-- Task description --
Write the material out again exactly as it stands.

-- Exercise material --
==============================

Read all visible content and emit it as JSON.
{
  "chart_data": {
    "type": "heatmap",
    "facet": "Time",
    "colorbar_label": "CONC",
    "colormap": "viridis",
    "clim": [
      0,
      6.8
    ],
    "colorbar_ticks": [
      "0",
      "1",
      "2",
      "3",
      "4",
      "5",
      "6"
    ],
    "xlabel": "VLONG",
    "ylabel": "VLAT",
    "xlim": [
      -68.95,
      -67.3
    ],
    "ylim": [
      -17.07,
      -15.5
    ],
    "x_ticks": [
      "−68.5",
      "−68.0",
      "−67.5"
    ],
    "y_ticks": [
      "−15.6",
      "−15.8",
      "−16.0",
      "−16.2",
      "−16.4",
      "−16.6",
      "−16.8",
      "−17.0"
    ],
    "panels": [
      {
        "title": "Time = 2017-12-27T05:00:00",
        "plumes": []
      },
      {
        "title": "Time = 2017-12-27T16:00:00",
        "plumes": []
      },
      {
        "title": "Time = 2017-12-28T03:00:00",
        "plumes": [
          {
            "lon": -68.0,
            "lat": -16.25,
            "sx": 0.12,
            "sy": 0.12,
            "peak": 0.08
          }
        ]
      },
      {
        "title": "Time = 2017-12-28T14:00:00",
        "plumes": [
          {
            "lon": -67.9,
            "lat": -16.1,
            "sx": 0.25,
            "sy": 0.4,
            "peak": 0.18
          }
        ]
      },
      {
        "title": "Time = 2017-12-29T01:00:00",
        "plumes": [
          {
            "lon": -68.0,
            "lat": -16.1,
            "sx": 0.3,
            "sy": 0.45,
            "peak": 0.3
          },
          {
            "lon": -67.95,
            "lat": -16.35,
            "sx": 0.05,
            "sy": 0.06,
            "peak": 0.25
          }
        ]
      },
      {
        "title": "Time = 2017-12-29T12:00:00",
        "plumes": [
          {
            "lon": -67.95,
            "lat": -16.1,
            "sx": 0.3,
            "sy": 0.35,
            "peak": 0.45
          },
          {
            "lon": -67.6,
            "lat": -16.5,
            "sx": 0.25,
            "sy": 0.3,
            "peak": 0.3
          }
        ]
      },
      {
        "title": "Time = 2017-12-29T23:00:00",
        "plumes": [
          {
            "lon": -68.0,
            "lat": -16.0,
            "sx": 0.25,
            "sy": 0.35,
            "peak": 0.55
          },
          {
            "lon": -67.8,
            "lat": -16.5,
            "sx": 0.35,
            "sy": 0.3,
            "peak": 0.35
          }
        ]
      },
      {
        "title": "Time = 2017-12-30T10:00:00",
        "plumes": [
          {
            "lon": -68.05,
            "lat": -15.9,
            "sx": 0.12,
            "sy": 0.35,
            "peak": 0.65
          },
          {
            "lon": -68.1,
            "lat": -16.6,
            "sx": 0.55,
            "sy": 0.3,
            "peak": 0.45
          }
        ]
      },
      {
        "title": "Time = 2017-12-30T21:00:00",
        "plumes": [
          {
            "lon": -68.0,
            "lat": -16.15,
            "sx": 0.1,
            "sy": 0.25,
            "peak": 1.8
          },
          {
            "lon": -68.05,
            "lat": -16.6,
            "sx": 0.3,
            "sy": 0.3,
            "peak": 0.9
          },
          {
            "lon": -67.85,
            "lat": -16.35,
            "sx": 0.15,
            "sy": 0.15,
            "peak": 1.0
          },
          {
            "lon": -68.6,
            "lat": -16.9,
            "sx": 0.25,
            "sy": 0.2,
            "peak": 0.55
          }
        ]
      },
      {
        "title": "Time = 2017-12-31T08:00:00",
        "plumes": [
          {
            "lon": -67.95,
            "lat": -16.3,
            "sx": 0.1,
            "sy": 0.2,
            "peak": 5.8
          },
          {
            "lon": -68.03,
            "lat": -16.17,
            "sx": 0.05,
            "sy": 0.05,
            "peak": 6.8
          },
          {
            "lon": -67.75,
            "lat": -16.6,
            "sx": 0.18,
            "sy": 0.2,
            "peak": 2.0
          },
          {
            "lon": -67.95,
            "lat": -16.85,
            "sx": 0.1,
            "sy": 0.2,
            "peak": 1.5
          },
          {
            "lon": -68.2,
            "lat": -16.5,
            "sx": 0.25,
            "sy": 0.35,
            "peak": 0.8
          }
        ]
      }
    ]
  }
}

==============================

-- Response to this task --
Read all visible content and emit it as JSON.
{
  "chart_data": {
    "type": "heatmap",
    "facet": "Time",
    "colorbar_label": "CONC",
    "colormap": "viridis",
    "clim": [
      0,
      6.8
    ],
    "colorbar_ticks": [
      "0",
      "1",
      "2",
      "3",
      "4",
      "5",
      "6"
    ],
    "xlabel": "VLONG",
    "ylabel": "VLAT",
    "xlim": [
      -68.95,
      -67.3
    ],
    "ylim": [
      -17.07,
      -15.5
    ],
    "x_ticks": [
      "−68.5",
      "−68.0",
      "−67.5"
    ],
    "y_ticks": [
      "−15.6",
      "−15.8",
      "−16.0",
      "−16.2",
      "−16.4",
      "−16.6",
      "−16.8",
      "−17.0"
    ],
    "panels": [
      {
        "title": "Time = 2017-12-27T05:00:00",
        "plumes": []
      },
      {
        "title": "Time = 2017-12-27T16:00:00",
        "plumes": []
      },
      {
        "title": "Time = 2017-12-28T03:00:00",
        "plumes": [
          {
            "lon": -68.0,
            "lat": -16.25,
            "sx": 0.12,
            "sy": 0.12,
            "peak": 0.08
          }
        ]
      },
      {
        "title": "Time = 2017-12-28T14:00:00",
        "plumes": [
          {
            "lon": -67.9,
            "lat": -16.1,
            "sx": 0.25,
            "sy": 0.4,
            "peak": 0.18
          }
        ]
      },
      {
        "title": "Time = 2017-12-29T01:00:00",
        "plumes": [
          {
            "lon": -68.0,
            "lat": -16.1,
            "sx": 0.3,
            "sy": 0.45,
            "peak": 0.3
          },
          {
            "lon": -67.95,
            "lat": -16.35,
            "sx": 0.05,
            "sy": 0.06,
            "peak": 0.25
          }
        ]
      },
      {
        "title": "Time = 2017-12-29T12:00:00",
        "plumes": [
          {
            "lon": -67.95,
            "lat": -16.1,
            "sx": 0.3,
            "sy": 0.35,
            "peak": 0.45
          },
          {
            "lon": -67.6,
            "lat": -16.5,
            "sx": 0.25,
            "sy": 0.3,
            "peak": 0.3
          }
        ]
      },
      {
        "title": "Time = 2017-12-29T23:00:00",
        "plumes": [
          {
            "lon": -68.0,
            "lat": -16.0,
            "sx": 0.25,
            "sy": 0.35,
            "peak": 0.55
          },
          {
            "lon": -67.8,
            "lat": -16.5,
            "sx": 0.35,
            "sy": 0.3,
            "peak": 0.35
          }
        ]
      },
      {
        "title": "Time = 2017-12-30T10:00:00",
        "plumes": [
          {
            "lon": -68.05,
            "lat": -15.9,
            "sx": 0.12,
            "sy": 0.35,
            "peak": 0.65
          },
          {
            "lon": -68.1,
            "lat": -16.6,
            "sx": 0.55,
            "sy": 0.3,
            "peak": 0.45
          }
        ]
      },
      {
        "title": "Time = 2017-12-30T21:00:00",
        "plumes": [
          {
            "lon": -68.0,
            "lat": -16.15,
            "sx": 0.1,
            "sy": 0.25,
            "peak": 1.8
          },
          {
            "lon": -68.05,
            "lat": -16.6,
            "sx": 0.3,
            "sy": 0.3,
            "peak": 0.9
          },
          {
            "lon": -67.85,
            "lat": -16.35,
            "sx": 0.15,
            "sy": 0.15,
            "peak": 1.0
          },
          {
            "lon": -68.6,
            "lat": -16.9,
            "sx": 0.25,
            "sy": 0.2,
            "peak": 0.55
          }
        ]
      },
      {
        "title": "Time = 2017-12-31T08:00:00",
        "plumes": [
          {
            "lon": -67.95,
            "lat": -16.3,
            "sx": 0.1,
            "sy": 0.2,
            "peak": 5.8
          },
          {
            "lon": -68.03,
            "lat": -16.17,
            "sx": 0.05,
            "sy": 0.05,
            "peak": 6.8
          },
          {
            "lon": -67.75,
            "lat": -16.6,
            "sx": 0.18,
            "sy": 0.2,
            "peak": 2.0
          },
          {
            "lon": -67.95,
            "lat": -16.85,
            "sx": 0.1,
            "sy": 0.2,
            "peak": 1.5
          },
          {
            "lon": -68.2,
            "lat": -16.5,
            "sx": 0.25,
            "sy": 0.35,
            "peak": 0.8
          }
        ]
      }
    ]
  }
}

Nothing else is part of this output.